Augmented Reality, Dancing, Creatures


IMG_4357

Credits:

  • Production, Art Direction, Illustrations, Animation: SDNA
  • Programming, Animation: PixelPusher

Recently I was asked by the visuals company SDNA to work with them on a public art game.  This would take the form of an interactive installation, shown around Worcestershire, as part of the 12 Moves Festival of Dance.  The idea was to get people, and especially kids, dancing and moving about.

UPDATE: An iPhone/iPad version is in the works!

Concept

Ben and Valentina at SDNA had this idea of a fantastical creature, trapped by a Victorian-era collector, who could only be freed by dancing in a particular way.  We discussed a variety of techniques for turing a series of dance movements into actions a computer could recognize, including using the Kinect (which was even more experimental at the time).  We consulted with a choreographer, discussing types of movements and how they might apply to freeing a mystical creature.
● ● ● ●
According to the post about the dancing creature installation, which festival was the installation part of? The material comes from a separate, unrelated source.
● ● ● ●
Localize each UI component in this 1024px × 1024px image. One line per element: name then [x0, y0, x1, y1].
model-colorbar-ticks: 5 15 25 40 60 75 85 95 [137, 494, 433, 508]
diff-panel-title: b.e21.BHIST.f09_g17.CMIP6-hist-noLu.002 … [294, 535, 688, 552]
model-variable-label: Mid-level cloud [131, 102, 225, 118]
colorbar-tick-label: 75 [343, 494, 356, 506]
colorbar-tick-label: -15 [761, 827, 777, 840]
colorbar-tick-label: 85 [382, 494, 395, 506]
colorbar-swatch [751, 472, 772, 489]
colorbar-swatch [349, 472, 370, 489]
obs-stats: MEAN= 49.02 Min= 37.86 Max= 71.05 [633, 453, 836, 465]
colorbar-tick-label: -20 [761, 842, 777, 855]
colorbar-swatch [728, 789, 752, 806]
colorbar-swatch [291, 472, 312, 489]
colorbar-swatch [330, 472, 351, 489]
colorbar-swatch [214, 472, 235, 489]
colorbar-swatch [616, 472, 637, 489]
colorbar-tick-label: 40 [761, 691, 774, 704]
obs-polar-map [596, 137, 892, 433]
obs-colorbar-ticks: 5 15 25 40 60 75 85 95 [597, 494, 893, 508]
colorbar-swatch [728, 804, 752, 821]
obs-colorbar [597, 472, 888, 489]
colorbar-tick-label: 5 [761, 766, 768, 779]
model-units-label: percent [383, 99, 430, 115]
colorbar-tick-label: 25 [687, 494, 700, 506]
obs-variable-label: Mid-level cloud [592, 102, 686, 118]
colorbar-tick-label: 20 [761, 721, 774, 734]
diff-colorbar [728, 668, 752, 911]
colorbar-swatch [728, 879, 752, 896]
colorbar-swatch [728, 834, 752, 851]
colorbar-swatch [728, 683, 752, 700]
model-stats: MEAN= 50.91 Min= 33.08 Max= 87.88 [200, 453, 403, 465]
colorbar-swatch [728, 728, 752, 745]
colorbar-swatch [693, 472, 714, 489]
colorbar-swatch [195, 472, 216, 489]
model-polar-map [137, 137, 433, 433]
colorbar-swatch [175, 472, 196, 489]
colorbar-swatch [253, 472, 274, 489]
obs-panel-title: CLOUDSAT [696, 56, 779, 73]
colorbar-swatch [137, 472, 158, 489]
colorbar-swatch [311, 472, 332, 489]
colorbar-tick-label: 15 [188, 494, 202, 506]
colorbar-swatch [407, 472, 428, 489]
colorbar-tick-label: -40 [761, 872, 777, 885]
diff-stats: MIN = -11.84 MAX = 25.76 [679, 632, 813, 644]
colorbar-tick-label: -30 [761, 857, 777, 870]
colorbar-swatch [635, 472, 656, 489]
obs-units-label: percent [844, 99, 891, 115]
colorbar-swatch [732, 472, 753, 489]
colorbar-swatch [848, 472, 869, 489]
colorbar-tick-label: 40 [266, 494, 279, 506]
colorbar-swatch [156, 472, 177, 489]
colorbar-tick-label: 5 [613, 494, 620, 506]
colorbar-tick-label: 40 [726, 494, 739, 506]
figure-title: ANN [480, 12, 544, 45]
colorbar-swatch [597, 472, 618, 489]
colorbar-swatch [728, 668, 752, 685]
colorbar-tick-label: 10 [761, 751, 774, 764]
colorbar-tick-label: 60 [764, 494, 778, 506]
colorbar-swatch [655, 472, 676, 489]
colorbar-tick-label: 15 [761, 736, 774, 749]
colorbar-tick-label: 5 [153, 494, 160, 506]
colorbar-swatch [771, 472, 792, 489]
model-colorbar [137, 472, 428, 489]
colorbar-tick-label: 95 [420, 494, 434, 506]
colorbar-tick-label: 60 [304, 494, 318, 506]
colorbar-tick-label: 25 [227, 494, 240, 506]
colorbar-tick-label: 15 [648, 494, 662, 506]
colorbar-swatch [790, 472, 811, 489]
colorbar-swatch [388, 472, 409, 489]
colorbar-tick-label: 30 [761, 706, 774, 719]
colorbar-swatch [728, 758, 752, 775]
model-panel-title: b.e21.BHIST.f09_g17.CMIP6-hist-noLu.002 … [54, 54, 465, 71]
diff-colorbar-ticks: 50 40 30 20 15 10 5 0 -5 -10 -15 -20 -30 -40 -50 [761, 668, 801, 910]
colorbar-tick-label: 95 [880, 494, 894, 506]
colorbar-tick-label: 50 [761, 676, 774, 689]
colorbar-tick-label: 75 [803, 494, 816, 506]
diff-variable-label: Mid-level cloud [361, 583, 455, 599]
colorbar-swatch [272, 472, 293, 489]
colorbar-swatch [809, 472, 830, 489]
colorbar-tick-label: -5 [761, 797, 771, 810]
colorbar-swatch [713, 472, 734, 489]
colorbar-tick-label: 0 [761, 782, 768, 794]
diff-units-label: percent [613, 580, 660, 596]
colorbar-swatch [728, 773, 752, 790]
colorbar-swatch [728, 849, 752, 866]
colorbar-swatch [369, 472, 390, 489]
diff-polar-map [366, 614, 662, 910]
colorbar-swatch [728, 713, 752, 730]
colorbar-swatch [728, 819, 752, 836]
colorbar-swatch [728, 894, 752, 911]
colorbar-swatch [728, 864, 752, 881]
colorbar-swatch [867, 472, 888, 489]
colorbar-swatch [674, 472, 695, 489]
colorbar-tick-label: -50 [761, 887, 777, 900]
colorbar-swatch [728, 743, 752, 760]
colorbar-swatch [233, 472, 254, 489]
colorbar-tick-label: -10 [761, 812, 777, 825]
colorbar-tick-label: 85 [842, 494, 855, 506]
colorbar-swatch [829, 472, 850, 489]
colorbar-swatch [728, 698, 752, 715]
● ● ● ●
Response to this exercise
The 12 Moves Festival of Dance.